§ THE REQUEST: In the listing below, find every line containing "Pánu" and copy it out.

Entries taken from a collection:
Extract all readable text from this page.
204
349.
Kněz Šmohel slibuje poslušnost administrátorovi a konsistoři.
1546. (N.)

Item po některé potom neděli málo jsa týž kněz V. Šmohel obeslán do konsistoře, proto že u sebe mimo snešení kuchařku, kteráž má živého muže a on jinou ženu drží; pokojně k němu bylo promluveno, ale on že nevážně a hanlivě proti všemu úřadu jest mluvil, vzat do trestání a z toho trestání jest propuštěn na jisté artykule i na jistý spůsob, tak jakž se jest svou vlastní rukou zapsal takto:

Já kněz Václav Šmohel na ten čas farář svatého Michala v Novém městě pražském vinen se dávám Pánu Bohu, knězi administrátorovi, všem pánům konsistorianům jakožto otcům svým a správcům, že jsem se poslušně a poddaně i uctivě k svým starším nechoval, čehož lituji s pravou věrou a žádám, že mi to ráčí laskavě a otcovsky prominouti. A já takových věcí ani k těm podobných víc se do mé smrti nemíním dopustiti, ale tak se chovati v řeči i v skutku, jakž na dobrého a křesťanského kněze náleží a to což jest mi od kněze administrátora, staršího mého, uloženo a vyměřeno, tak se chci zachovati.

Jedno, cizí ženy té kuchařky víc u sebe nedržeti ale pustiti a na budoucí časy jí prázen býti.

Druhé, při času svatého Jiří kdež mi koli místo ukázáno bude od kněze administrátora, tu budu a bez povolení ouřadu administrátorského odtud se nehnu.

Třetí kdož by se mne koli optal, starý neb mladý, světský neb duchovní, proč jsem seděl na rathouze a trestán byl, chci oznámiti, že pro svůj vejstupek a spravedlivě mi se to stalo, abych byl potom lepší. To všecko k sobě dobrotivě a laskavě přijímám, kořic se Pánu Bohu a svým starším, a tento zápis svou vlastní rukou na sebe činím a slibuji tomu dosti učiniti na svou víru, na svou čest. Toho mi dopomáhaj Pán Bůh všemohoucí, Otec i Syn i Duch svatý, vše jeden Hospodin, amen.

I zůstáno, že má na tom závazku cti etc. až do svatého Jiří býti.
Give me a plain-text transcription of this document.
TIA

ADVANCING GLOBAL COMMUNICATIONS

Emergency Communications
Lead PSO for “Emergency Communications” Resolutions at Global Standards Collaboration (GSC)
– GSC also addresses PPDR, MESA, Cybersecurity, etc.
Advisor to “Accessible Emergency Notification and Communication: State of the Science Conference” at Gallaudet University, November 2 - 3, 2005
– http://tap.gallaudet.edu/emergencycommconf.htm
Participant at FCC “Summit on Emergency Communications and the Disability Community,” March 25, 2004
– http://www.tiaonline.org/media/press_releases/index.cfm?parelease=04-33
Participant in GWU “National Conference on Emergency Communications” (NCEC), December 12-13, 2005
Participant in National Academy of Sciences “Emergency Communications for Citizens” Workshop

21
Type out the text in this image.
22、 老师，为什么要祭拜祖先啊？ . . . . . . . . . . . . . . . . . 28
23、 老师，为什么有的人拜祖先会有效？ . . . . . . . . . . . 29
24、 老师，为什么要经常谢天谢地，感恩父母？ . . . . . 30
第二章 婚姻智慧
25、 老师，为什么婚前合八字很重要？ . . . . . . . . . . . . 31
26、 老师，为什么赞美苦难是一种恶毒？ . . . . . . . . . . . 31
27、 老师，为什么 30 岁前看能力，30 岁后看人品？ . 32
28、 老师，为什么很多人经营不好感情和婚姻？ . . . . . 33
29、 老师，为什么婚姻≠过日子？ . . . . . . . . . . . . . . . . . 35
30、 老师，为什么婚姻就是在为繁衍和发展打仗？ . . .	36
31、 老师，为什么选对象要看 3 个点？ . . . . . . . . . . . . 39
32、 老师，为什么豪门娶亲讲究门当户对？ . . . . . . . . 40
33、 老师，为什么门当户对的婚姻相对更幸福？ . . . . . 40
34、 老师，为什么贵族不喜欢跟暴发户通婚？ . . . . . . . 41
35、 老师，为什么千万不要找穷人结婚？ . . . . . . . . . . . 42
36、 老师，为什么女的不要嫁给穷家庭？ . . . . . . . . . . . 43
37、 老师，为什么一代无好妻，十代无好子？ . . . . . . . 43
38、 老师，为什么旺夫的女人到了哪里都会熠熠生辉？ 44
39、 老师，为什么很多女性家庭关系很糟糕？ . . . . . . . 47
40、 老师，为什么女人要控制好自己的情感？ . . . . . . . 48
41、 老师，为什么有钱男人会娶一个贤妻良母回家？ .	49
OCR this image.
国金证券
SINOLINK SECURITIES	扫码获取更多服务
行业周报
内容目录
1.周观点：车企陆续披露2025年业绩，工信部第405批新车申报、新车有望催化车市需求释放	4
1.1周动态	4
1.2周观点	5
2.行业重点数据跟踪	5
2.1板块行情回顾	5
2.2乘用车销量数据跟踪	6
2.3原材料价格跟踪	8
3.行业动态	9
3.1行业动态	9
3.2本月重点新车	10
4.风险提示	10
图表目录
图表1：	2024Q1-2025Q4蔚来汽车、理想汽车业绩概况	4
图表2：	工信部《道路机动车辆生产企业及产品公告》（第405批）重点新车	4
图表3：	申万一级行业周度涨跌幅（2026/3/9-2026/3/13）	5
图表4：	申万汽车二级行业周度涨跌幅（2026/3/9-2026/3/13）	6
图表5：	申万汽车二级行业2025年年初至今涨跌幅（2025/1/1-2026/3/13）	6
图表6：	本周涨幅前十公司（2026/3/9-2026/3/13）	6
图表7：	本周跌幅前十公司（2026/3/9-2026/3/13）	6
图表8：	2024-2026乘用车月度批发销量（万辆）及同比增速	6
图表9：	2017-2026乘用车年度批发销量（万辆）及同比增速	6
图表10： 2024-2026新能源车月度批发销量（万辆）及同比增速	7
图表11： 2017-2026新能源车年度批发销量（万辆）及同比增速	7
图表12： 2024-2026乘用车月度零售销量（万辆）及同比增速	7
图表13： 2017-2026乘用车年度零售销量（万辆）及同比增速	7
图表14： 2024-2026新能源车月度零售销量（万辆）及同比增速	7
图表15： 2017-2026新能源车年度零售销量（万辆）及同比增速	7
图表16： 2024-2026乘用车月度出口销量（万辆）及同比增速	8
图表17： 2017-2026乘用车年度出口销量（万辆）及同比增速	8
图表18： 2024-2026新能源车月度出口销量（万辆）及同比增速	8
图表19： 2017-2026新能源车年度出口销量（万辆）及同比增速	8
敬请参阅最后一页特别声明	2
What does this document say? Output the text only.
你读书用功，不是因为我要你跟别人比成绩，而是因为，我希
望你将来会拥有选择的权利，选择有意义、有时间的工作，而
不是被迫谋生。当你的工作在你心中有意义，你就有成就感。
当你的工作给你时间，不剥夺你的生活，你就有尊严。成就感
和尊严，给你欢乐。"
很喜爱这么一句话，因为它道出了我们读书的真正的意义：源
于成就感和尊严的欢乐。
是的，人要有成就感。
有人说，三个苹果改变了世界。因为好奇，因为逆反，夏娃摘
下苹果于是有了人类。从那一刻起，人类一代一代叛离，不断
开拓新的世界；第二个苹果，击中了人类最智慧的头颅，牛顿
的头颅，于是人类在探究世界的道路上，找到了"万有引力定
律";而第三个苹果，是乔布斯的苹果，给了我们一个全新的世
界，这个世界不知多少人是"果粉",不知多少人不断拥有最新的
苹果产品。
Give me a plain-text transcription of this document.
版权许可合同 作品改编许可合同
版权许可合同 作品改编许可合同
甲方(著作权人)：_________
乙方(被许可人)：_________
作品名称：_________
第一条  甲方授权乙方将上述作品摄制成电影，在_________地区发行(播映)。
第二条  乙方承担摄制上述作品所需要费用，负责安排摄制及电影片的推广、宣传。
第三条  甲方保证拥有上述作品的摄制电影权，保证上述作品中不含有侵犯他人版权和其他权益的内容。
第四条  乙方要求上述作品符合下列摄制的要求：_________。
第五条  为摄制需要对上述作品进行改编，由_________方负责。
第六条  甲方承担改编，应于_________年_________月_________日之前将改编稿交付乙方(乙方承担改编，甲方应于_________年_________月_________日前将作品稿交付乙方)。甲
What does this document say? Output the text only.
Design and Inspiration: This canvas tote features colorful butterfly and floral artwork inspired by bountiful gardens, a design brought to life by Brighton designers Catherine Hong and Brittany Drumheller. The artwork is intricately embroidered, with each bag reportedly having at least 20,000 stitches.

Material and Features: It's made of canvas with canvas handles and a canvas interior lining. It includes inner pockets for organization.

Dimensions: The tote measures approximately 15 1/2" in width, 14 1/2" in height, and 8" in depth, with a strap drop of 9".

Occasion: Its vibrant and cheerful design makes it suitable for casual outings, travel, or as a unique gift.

§ RESPONSE TO THE EXERCISE:
Já kněz Václav Šmohel na ten čas farář svatého Michala v Novém městě pražském vinen se dávám Pánu Bohu, knězi administrátorovi, všem pánům konsistorianům jakožto otcům svým a správcům, že jsem se poslušně a poddaně i uctivě k svým starším nechoval, čehož lituji s pravou věrou a žádám, že mi to ráčí laskavě a otcovsky prominouti. A já takových věcí ani k těm podobných víc se do mé smrti nemíním dopustiti, ale tak se chovati v řeči i v skutku, jakž na dobrého a křesťanského kněze náleží a to což jest mi od kněze administrátora, staršího mého, uloženo a vyměřeno, tak se chci zachovati.
Třetí kdož by se mne koli optal, starý neb mladý, světský neb duchovní, proč jsem seděl na rathouze a trestán byl, chci oznámiti, že pro svůj vejstupek a spravedlivě mi se to stalo, abych byl potom lepší. To všecko k sobě dobrotivě a laskavě přijímám, kořic se Pánu Bohu a svým starším, a tento zápis svou vlastní rukou na sebe činím a slibuji tomu dosti učiniti na svou víru, na svou čest. Toho mi dopomáhaj Pán Bůh všemohoucí, Otec i Syn i Duch svatý, vše jeden Hospodin, amen.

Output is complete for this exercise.